--- GIVEN DATA ---
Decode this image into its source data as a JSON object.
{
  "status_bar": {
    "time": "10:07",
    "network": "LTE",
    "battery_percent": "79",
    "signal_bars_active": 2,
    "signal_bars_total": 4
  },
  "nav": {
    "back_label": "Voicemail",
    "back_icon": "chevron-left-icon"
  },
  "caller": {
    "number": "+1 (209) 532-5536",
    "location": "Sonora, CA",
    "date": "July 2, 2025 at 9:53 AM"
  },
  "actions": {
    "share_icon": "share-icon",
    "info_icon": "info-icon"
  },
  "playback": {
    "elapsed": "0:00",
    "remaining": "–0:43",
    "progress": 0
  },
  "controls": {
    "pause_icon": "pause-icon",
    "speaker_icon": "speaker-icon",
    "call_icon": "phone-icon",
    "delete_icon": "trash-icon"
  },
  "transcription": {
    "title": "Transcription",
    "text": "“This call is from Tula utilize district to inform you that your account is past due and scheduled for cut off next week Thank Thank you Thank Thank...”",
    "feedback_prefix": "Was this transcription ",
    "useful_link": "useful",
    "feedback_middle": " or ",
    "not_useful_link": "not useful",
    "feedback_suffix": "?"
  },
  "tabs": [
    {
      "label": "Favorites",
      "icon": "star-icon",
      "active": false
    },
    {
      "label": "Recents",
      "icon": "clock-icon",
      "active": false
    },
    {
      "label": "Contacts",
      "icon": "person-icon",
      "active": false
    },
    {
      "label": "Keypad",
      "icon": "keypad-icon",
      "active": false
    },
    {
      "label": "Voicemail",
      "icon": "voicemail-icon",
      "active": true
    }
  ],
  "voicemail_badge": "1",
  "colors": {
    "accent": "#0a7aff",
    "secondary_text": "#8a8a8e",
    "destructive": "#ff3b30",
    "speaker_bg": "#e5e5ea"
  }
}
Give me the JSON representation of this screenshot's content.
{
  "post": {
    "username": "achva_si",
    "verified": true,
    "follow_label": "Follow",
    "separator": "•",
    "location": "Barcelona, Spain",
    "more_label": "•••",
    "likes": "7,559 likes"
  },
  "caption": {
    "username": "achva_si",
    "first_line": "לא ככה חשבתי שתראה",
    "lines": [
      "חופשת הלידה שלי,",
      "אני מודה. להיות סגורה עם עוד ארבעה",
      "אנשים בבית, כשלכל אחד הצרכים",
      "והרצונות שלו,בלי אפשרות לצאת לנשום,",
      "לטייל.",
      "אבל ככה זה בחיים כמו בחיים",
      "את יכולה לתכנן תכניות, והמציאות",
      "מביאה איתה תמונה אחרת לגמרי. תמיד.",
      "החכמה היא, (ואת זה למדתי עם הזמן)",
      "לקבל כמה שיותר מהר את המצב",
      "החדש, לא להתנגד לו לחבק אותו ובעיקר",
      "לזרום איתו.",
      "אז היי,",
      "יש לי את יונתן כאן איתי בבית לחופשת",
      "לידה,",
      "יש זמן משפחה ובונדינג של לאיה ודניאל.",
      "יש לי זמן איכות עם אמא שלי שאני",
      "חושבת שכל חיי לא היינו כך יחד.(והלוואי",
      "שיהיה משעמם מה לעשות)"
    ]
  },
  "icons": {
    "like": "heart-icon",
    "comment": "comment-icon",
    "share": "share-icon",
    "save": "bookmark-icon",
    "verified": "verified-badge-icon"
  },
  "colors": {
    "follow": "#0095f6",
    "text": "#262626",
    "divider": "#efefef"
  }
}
---
* WHAT TO WORK ON *
Repeat the material word for word, in full.

* SOLUTION BELOW *
Decode this image into its source data as a JSON object.
{
  "status_bar": {
    "time": "10:07",
    "network": "LTE",
    "battery_percent": "79",
    "signal_bars_active": 2,
    "signal_bars_total": 4
  },
  "nav": {
    "back_label": "Voicemail",
    "back_icon": "chevron-left-icon"
  },
  "caller": {
    "number": "+1 (209) 532-5536",
    "location": "Sonora, CA",
    "date": "July 2, 2025 at 9:53 AM"
  },
  "actions": {
    "share_icon": "share-icon",
    "info_icon": "info-icon"
  },
  "playback": {
    "elapsed": "0:00",
    "remaining": "–0:43",
    "progress": 0
  },
  "controls": {
    "pause_icon": "pause-icon",
    "speaker_icon": "speaker-icon",
    "call_icon": "phone-icon",
    "delete_icon": "trash-icon"
  },
  "transcription": {
    "title": "Transcription",
    "text": "“This call is from Tula utilize district to inform you that your account is past due and scheduled for cut off next week Thank Thank you Thank Thank...”",
    "feedback_prefix": "Was this transcription ",
    "useful_link": "useful",
    "feedback_middle": " or ",
    "not_useful_link": "not useful",
    "feedback_suffix": "?"
  },
  "tabs": [
    {
      "label": "Favorites",
      "icon": "star-icon",
      "active": false
    },
    {
      "label": "Recents",
      "icon": "clock-icon",
      "active": false
    },
    {
      "label": "Contacts",
      "icon": "person-icon",
      "active": false
    },
    {
      "label": "Keypad",
      "icon": "keypad-icon",
      "active": false
    },
    {
      "label": "Voicemail",
      "icon": "voicemail-icon",
      "active": true
    }
  ],
  "voicemail_badge": "1",
  "colors": {
    "accent": "#0a7aff",
    "secondary_text": "#8a8a8e",
    "destructive": "#ff3b30",
    "speaker_bg": "#e5e5ea"
  }
}
Give me the JSON representation of this screenshot's content.
{
  "post": {
    "username": "achva_si",
    "verified": true,
    "follow_label": "Follow",
    "separator": "•",
    "location": "Barcelona, Spain",
    "more_label": "•••",
    "likes": "7,559 likes"
  },
  "caption": {
    "username": "achva_si",
    "first_line": "לא ככה חשבתי שתראה",
    "lines": [
      "חופשת הלידה שלי,",
      "אני מודה. להיות סגורה עם עוד ארבעה",
      "אנשים בבית, כשלכל אחד הצרכים",
      "והרצונות שלו,בלי אפשרות לצאת לנשום,",
      "לטייל.",
      "אבל ככה זה בחיים כמו בחיים",
      "את יכולה לתכנן תכניות, והמציאות",
      "מביאה איתה תמונה אחרת לגמרי. תמיד.",
      "החכמה היא, (ואת זה למדתי עם הזמן)",
      "לקבל כמה שיותר מהר את המצב",
      "החדש, לא להתנגד לו לחבק אותו ובעיקר",
      "לזרום איתו.",
      "אז היי,",
      "יש לי את יונתן כאן איתי בבית לחופשת",
      "לידה,",
      "יש זמן משפחה ובונדינג של לאיה ודניאל.",
      "יש לי זמן איכות עם אמא שלי שאני",
      "חושבת שכל חיי לא היינו כך יחד.(והלוואי",
      "שיהיה משעמם מה לעשות)"
    ]
  },
  "icons": {
    "like": "heart-icon",
    "comment": "comment-icon",
    "share": "share-icon",
    "save": "bookmark-icon",
    "verified": "verified-badge-icon"
  },
  "colors": {
    "follow": "#0095f6",
    "text": "#262626",
    "divider": "#efefef"
  }
}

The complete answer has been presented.